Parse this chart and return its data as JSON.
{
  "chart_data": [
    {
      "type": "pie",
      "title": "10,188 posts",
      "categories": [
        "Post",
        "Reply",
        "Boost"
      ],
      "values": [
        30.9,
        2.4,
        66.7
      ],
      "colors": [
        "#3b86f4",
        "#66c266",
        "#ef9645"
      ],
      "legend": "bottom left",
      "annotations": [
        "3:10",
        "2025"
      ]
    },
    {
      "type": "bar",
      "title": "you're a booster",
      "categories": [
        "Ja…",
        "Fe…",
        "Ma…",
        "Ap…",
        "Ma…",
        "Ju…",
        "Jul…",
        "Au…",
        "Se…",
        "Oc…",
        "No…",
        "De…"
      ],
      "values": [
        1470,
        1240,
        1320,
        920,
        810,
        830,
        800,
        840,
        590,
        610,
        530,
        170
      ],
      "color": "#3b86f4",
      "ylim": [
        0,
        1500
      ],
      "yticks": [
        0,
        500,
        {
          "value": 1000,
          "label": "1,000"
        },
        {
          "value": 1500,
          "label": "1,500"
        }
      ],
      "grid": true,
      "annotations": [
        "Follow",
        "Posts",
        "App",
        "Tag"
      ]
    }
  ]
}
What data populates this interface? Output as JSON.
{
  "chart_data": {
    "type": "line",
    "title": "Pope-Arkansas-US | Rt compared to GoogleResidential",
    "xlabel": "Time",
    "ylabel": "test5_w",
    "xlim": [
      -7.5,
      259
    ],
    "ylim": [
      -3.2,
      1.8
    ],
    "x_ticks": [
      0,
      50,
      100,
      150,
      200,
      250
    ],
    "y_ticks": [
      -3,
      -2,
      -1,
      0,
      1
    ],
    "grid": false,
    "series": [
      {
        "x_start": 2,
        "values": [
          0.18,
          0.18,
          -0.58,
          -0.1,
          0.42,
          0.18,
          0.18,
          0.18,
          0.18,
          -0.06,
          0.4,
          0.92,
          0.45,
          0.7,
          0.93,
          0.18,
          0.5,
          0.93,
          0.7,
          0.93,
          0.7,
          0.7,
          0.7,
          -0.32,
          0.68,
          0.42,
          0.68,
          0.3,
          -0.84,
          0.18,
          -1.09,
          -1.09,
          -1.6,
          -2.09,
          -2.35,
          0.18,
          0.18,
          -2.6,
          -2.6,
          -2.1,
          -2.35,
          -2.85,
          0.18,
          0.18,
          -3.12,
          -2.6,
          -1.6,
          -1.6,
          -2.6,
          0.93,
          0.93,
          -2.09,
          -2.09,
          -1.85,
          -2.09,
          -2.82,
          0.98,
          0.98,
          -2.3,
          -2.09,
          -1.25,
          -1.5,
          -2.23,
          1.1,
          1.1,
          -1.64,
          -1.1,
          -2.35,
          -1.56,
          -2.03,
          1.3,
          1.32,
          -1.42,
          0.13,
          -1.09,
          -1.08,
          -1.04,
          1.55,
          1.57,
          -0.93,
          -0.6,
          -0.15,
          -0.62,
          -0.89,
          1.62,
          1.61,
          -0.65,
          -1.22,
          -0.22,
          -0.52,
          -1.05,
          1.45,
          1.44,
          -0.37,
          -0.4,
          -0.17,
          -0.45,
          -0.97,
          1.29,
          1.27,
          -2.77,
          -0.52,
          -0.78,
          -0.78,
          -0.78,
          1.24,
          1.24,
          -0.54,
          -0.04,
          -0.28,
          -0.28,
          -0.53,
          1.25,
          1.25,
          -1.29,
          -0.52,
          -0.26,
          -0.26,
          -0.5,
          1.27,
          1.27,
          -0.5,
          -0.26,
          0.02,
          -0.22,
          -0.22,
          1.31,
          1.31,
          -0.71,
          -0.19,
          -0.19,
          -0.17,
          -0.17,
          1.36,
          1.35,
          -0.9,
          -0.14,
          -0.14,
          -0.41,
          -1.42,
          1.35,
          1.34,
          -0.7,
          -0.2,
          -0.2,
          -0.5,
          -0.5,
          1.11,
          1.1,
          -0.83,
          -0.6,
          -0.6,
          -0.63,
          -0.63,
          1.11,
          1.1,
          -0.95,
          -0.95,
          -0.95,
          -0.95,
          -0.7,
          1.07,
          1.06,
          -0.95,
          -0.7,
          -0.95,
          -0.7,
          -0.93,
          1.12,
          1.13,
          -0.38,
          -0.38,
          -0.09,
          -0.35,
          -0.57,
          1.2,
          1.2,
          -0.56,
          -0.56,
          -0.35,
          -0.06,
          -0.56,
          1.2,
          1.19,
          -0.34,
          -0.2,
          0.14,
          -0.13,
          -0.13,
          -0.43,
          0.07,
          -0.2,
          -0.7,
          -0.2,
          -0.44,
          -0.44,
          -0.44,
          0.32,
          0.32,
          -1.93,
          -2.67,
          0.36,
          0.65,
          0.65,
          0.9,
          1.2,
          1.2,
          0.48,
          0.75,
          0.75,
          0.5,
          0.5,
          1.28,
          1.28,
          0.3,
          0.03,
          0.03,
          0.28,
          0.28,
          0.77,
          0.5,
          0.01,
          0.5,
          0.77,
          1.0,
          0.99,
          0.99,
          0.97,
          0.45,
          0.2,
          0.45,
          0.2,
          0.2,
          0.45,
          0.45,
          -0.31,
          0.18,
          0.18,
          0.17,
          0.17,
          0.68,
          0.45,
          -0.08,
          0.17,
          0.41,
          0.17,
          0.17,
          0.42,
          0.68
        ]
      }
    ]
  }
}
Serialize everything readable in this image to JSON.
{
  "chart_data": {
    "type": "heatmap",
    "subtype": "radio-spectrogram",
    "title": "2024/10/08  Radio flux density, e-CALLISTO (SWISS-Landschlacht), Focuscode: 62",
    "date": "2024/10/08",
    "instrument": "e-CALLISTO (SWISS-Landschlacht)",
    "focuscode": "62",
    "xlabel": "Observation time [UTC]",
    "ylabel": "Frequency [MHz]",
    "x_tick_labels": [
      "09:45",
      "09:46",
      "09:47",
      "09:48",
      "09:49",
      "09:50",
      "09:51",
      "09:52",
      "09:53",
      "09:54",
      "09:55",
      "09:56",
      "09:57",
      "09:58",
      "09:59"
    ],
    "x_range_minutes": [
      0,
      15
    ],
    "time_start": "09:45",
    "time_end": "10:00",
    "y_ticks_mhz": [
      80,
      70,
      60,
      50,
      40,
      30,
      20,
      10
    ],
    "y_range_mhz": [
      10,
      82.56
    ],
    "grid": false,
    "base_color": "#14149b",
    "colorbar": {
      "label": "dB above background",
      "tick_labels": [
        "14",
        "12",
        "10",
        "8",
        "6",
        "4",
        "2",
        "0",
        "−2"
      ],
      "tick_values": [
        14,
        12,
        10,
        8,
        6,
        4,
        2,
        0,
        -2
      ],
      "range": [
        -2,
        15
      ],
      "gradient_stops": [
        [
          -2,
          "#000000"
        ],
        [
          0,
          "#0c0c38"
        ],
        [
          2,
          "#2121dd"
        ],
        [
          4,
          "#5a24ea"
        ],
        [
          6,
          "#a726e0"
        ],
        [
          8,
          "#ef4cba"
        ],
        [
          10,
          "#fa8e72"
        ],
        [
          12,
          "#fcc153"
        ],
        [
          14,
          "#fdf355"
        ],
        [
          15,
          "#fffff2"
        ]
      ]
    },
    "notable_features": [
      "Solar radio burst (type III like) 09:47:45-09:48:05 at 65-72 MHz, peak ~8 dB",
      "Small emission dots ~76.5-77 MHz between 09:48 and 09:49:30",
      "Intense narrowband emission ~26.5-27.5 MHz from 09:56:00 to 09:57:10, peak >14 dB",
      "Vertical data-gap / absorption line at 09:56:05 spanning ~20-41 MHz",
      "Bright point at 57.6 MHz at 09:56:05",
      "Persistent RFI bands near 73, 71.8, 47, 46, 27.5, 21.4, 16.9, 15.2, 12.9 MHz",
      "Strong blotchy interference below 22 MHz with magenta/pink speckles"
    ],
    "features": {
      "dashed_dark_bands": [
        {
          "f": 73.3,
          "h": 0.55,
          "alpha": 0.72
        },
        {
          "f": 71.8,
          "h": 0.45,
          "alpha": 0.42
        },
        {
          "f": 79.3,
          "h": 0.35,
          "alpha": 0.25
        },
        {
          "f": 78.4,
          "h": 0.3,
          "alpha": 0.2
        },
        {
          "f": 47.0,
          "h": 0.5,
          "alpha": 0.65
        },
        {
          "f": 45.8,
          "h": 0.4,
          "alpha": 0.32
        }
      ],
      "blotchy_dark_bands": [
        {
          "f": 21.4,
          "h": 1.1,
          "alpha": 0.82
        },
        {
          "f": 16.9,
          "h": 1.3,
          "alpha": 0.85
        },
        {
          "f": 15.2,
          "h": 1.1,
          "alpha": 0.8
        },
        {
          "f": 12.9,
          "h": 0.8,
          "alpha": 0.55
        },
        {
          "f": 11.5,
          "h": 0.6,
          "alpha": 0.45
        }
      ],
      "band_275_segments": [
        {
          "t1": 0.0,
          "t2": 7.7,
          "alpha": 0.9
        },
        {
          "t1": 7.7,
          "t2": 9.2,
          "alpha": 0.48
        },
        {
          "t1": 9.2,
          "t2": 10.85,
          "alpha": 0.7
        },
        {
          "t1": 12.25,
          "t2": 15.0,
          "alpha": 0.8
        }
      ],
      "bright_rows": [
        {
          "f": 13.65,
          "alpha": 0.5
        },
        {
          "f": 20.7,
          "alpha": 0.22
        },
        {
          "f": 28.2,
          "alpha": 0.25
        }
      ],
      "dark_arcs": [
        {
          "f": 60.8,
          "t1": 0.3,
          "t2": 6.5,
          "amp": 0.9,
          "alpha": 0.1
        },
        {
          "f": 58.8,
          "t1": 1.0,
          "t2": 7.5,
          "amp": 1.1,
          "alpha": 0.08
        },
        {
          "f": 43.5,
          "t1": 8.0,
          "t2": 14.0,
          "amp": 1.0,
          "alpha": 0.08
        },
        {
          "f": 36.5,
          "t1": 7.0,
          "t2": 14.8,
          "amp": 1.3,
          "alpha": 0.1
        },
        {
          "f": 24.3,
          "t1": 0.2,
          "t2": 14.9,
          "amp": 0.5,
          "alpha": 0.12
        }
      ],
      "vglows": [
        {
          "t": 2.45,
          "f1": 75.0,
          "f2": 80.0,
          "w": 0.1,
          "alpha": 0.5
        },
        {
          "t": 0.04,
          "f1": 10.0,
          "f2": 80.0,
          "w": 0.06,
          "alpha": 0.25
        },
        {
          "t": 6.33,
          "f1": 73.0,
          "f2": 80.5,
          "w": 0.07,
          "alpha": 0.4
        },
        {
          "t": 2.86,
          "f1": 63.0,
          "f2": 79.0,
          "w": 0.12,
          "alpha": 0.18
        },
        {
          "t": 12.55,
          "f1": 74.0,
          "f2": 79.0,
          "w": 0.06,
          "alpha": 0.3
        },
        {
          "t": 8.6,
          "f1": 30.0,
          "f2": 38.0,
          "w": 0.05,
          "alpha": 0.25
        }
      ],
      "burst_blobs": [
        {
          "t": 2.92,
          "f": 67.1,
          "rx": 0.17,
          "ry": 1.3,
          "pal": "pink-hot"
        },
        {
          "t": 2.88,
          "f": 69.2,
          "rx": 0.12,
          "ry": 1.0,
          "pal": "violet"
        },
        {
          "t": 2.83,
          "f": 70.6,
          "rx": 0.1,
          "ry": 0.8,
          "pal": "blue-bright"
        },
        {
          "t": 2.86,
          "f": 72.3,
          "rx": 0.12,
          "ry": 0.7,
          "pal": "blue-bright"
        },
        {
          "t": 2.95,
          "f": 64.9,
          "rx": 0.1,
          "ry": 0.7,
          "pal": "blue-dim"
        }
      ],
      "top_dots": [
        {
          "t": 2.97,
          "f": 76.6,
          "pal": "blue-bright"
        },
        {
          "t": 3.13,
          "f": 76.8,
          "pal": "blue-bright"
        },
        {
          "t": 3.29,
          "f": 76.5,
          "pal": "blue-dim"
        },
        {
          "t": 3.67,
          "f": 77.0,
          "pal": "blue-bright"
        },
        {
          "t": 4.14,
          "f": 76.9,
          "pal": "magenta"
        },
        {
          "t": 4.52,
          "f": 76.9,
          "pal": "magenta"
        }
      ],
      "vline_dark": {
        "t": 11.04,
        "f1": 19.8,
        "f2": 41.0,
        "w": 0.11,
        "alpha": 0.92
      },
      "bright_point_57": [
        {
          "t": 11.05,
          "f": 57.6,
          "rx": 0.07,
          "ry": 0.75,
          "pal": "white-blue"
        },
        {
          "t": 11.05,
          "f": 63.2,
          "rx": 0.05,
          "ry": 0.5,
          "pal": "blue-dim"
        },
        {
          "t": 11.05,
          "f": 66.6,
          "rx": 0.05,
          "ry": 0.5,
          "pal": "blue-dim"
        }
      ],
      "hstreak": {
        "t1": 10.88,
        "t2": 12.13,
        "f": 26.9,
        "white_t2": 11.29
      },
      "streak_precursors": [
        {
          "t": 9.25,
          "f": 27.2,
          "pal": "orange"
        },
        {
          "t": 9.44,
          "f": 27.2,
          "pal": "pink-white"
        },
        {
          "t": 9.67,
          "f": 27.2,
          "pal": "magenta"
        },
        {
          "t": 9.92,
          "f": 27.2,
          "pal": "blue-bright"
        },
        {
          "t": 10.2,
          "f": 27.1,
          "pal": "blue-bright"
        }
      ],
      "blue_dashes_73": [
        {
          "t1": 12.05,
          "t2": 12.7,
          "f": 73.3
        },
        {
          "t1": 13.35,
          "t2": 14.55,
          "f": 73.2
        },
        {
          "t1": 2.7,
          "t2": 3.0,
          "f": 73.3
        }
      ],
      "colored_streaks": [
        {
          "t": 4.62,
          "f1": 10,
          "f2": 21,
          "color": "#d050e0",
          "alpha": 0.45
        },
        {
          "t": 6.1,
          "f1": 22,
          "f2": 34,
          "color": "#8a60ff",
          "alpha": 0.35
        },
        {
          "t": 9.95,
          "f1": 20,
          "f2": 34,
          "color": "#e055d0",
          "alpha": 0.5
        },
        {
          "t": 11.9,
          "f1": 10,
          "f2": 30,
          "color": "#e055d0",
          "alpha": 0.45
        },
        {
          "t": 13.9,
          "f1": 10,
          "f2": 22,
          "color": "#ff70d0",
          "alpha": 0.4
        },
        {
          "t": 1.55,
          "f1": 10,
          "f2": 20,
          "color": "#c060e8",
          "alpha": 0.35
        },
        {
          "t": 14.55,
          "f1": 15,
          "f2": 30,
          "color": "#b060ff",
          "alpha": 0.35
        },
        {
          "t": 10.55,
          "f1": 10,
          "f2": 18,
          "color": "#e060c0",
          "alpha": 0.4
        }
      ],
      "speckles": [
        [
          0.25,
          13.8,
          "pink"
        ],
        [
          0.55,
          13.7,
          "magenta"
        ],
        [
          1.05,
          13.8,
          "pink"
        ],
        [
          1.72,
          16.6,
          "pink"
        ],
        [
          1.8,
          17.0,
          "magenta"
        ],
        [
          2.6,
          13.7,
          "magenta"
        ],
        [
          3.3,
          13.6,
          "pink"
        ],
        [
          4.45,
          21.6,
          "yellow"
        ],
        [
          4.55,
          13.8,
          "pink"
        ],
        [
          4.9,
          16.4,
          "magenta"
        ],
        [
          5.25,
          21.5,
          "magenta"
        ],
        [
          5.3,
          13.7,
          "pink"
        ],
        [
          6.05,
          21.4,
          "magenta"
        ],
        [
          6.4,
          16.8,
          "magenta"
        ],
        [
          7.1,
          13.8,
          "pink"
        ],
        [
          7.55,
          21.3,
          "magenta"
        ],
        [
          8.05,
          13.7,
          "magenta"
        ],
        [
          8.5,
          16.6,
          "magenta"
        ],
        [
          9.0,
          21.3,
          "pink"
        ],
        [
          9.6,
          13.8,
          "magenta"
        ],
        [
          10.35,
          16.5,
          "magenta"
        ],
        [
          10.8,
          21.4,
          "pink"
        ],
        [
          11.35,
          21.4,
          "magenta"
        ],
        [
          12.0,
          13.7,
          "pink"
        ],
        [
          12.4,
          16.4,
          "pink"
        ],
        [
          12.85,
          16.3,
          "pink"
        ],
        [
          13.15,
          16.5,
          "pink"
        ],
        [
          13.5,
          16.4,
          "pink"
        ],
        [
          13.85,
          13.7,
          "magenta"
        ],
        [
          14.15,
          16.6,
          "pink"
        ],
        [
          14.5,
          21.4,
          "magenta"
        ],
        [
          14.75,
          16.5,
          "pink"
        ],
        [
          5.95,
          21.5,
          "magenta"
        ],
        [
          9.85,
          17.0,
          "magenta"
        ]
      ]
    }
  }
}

•••••

■ EXERCISE OBJECTIVE ■
Find the number of lines in which the word "xlabel" occurs, and write nothing but that number.

■ ANSWER IN FULL ■
2